● Task requirements: Search the data below for "Paul"; list each line that holds it.

◇ ◇ ◇ ◇ ◇

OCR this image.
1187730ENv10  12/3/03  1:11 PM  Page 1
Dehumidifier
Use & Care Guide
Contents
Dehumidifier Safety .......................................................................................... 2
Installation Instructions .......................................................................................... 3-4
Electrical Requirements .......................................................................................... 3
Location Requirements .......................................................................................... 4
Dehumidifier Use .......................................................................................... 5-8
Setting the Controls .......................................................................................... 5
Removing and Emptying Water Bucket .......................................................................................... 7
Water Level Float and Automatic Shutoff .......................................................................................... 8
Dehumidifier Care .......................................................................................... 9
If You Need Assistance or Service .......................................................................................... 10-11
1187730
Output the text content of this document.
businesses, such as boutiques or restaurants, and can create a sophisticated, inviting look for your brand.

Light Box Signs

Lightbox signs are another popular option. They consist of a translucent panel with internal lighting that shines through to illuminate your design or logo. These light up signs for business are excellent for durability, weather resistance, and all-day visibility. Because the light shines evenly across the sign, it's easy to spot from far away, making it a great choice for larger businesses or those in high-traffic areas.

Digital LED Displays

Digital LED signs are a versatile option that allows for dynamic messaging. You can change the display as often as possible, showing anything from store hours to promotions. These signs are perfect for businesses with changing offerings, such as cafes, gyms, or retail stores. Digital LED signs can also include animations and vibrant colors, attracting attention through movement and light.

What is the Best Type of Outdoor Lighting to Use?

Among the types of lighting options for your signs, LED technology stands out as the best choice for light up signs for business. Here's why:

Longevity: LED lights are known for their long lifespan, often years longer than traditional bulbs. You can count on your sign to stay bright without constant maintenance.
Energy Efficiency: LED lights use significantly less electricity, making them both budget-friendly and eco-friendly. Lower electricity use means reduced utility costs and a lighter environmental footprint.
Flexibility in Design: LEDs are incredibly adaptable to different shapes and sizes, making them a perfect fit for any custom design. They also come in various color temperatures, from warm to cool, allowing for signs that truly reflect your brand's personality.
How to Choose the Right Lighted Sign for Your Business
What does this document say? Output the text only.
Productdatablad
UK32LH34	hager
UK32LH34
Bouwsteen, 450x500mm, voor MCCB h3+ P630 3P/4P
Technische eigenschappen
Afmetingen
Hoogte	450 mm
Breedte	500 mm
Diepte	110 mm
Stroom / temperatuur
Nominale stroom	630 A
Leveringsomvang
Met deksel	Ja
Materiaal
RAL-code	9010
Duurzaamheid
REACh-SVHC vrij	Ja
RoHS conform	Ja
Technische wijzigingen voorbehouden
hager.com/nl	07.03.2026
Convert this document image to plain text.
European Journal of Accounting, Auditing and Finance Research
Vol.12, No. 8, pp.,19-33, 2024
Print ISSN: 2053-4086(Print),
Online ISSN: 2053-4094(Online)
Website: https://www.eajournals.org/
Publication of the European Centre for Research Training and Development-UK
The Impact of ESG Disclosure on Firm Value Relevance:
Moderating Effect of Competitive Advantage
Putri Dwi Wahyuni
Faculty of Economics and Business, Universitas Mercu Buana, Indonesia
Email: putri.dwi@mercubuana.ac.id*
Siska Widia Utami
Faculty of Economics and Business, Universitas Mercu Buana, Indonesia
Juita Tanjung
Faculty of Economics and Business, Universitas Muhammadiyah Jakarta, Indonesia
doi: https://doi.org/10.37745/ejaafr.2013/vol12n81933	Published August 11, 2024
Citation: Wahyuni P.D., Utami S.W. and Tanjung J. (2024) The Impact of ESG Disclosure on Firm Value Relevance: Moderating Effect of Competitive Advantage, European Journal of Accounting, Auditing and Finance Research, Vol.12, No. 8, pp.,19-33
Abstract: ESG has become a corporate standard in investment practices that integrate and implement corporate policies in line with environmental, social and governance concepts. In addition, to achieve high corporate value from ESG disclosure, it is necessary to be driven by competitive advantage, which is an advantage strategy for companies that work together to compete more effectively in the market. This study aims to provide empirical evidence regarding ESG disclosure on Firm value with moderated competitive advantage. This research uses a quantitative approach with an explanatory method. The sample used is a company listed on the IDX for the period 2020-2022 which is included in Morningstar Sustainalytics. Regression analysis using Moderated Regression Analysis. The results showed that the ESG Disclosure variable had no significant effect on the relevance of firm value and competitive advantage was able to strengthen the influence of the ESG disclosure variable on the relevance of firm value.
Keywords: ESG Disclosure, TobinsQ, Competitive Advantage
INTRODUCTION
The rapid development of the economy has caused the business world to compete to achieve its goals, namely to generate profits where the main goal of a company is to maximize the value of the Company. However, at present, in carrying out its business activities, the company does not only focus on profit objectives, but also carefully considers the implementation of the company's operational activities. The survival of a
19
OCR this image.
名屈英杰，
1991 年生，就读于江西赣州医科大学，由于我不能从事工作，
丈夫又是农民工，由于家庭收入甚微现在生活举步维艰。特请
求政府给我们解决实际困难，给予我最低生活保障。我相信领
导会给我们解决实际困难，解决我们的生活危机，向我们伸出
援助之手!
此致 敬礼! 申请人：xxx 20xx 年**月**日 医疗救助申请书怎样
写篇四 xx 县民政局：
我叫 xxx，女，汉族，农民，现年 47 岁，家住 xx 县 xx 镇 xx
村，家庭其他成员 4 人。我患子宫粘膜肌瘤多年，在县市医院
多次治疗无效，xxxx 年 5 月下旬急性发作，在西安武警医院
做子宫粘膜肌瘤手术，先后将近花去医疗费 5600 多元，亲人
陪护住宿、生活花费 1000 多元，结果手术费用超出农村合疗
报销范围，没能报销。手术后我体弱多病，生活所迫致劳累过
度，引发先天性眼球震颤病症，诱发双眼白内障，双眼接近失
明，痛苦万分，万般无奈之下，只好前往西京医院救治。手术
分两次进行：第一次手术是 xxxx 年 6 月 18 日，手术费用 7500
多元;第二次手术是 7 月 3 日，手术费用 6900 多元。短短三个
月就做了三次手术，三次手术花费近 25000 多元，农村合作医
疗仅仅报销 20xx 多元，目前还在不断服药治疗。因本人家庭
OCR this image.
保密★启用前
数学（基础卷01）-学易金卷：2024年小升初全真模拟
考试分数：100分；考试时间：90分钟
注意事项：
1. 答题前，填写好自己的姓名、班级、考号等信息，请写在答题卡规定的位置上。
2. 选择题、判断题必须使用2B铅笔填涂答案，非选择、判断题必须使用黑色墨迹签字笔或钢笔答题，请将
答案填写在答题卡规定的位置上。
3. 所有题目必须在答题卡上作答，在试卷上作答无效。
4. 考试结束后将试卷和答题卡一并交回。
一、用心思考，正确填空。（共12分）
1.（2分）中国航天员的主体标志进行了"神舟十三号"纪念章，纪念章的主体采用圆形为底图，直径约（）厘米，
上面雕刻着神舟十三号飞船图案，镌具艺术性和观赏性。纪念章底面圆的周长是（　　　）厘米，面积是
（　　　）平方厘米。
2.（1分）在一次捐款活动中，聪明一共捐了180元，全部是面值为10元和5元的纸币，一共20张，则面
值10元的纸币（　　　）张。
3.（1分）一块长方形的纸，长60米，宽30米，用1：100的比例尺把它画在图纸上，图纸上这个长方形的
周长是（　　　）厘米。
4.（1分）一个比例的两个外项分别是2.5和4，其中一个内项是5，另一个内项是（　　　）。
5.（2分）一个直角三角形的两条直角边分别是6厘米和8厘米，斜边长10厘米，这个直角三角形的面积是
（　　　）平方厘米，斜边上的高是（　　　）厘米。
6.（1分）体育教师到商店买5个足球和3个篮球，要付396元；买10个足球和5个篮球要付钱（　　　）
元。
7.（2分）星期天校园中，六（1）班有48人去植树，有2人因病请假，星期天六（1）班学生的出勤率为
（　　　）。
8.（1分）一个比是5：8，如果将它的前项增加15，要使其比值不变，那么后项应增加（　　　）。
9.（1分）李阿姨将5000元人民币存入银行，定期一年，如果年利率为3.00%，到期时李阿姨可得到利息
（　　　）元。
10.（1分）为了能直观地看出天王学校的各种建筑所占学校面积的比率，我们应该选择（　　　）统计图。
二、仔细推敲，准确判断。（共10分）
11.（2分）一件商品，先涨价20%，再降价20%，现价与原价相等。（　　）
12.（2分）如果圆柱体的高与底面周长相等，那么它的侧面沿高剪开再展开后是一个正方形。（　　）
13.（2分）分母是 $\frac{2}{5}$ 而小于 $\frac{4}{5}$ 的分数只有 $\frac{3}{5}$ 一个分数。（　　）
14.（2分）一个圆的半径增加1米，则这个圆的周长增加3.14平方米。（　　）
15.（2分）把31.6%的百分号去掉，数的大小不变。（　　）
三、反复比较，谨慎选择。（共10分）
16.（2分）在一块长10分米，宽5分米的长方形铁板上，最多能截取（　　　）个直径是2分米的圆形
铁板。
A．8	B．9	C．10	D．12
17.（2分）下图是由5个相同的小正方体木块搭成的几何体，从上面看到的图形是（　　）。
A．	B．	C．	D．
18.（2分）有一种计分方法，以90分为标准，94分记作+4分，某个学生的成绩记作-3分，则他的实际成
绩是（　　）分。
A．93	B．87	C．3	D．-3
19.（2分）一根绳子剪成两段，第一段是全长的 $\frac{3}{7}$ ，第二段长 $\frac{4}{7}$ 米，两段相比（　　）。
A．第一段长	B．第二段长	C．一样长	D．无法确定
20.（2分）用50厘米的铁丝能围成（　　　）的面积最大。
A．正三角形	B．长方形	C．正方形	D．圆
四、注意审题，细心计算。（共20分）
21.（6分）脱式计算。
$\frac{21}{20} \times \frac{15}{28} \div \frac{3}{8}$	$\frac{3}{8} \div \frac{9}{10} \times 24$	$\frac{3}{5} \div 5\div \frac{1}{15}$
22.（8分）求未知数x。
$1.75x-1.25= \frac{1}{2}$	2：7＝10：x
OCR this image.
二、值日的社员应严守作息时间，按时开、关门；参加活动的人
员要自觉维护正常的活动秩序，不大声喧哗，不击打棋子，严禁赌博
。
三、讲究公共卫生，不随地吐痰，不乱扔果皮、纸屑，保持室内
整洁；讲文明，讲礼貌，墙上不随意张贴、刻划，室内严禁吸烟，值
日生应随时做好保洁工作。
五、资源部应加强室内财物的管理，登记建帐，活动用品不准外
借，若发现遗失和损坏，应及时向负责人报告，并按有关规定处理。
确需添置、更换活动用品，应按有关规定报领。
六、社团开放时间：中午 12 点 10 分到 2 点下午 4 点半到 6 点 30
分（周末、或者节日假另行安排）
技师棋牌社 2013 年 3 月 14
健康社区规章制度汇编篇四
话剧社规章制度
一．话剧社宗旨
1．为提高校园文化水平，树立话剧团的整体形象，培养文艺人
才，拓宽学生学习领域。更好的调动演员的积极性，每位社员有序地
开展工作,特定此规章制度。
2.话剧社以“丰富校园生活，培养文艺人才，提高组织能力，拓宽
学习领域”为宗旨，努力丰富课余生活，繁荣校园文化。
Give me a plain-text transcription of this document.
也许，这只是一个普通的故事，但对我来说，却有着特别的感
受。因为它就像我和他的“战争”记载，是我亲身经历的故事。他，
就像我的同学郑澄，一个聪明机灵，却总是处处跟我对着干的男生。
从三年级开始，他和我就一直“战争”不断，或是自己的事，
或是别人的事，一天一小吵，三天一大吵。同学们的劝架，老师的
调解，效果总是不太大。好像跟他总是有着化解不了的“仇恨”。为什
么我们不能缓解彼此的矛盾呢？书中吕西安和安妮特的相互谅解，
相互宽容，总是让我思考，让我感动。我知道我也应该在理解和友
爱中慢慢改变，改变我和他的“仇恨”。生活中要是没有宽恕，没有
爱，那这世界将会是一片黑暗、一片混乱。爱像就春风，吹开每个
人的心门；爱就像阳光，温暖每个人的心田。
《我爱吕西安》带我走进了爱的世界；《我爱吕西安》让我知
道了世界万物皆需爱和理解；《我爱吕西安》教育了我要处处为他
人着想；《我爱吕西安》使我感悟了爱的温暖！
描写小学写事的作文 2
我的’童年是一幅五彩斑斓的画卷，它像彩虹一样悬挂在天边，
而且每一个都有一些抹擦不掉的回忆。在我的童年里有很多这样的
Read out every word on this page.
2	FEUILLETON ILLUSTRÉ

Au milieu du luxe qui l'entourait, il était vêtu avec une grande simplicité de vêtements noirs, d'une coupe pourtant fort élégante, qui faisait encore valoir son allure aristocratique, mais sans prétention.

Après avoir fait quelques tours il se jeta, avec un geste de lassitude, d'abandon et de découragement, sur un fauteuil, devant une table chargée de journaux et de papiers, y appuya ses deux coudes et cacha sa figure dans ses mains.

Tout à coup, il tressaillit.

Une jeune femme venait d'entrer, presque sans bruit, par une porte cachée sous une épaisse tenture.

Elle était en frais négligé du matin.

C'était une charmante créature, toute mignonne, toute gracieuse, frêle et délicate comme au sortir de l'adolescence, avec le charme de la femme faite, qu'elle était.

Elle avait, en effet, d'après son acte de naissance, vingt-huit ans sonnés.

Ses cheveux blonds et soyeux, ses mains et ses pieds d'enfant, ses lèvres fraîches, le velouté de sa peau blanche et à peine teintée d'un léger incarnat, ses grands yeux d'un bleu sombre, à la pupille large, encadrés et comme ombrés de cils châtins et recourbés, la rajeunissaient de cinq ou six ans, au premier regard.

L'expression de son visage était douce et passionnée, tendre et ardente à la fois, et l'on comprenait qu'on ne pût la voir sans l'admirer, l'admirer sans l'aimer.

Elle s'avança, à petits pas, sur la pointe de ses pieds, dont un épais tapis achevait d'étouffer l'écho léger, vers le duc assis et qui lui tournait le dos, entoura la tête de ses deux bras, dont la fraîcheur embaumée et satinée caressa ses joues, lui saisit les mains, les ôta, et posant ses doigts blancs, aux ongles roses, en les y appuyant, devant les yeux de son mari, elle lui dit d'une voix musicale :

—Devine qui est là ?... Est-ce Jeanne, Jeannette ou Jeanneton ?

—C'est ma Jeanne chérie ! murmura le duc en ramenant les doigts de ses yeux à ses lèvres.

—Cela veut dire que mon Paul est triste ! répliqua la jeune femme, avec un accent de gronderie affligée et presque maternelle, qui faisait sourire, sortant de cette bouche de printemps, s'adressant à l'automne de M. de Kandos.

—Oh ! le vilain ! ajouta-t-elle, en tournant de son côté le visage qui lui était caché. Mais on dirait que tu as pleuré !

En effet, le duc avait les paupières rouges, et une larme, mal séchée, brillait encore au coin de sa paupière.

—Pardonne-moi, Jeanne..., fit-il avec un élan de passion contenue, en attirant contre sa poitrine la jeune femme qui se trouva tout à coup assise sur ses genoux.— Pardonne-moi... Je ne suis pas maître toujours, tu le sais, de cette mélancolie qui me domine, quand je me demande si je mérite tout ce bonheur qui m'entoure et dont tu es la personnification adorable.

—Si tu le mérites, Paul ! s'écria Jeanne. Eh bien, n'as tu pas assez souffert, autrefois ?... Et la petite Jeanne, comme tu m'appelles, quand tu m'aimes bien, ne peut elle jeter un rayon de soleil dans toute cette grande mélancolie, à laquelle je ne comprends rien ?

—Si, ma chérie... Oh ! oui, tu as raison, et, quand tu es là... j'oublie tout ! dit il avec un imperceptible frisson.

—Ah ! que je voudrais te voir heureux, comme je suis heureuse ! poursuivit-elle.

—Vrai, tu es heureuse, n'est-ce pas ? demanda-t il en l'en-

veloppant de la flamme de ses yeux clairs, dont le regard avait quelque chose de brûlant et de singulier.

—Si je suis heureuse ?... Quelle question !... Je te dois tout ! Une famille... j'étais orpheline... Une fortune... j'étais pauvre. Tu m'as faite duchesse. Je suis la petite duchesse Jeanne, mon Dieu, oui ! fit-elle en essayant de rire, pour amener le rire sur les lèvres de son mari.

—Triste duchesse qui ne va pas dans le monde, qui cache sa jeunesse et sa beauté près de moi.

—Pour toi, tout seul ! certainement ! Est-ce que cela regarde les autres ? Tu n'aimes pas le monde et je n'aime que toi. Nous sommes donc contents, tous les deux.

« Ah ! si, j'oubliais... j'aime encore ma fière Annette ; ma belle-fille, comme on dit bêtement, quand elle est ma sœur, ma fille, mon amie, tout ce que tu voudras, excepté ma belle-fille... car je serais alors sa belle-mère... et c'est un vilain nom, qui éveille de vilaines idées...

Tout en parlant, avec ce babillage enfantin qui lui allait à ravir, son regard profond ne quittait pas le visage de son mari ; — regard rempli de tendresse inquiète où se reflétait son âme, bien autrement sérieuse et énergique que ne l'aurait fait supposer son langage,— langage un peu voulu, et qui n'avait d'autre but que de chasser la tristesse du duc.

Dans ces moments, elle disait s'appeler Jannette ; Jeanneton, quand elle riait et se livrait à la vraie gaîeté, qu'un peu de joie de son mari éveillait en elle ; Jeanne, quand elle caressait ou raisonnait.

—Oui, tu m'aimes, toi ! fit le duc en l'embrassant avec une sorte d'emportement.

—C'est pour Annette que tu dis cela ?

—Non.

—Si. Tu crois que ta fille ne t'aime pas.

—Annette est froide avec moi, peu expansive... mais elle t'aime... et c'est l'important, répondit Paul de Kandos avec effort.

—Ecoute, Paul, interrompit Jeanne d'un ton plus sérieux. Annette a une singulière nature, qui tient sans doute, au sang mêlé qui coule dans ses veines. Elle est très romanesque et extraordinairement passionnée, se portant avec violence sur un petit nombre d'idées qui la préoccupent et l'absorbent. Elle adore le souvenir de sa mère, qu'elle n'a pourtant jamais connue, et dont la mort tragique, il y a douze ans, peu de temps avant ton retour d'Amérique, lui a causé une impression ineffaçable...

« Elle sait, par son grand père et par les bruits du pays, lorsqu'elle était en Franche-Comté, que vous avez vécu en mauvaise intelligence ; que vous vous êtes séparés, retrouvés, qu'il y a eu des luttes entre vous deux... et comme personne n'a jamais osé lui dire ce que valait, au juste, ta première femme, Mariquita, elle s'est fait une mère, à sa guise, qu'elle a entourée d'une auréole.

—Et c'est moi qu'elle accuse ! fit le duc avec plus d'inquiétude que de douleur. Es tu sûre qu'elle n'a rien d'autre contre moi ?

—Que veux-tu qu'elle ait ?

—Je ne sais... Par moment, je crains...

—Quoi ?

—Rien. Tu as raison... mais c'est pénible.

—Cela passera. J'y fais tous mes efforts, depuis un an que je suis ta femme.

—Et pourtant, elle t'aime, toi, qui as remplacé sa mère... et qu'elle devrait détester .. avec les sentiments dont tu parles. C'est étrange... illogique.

◇ ◇ ◇ ◇ ◇

● Solution to the exercise:
—Cela veut dire que mon Paul est triste ! répliqua la jeune femme, avec un accent de gronderie affligée et presque maternelle, qui faisait sourire, sortant de cette bouche de printemps, s'adressant à l'automne de M. de Kandos.
—Si tu le mérites, Paul ! s'écria Jeanne. Eh bien, n'as tu pas assez souffert, autrefois ?... Et la petite Jeanne, comme tu m'appelles, quand tu m'aimes bien, ne peut elle jeter un rayon de soleil dans toute cette grande mélancolie, à laquelle je ne comprends rien ?
—Annette est froide avec moi, peu expansive... mais elle t'aime... et c'est l'important, répondit Paul de Kandos avec effort.
—Ecoute, Paul, interrompit Jeanne d'un ton plus sérieux. Annette a une singulière nature, qui tient sans doute, au sang mêlé qui coule dans ses veines. Elle est très romanesque et extraordinairement passionnée, se portant avec violence sur un petit nombre d'idées qui la préoccupent et l'absorbent. Elle adore le souvenir de sa mère, qu'elle n'a pourtant jamais connue, et dont la mort tragique, il y a douze ans, peu de temps avant ton retour d'Amérique, lui a causé une impression ineffaçable...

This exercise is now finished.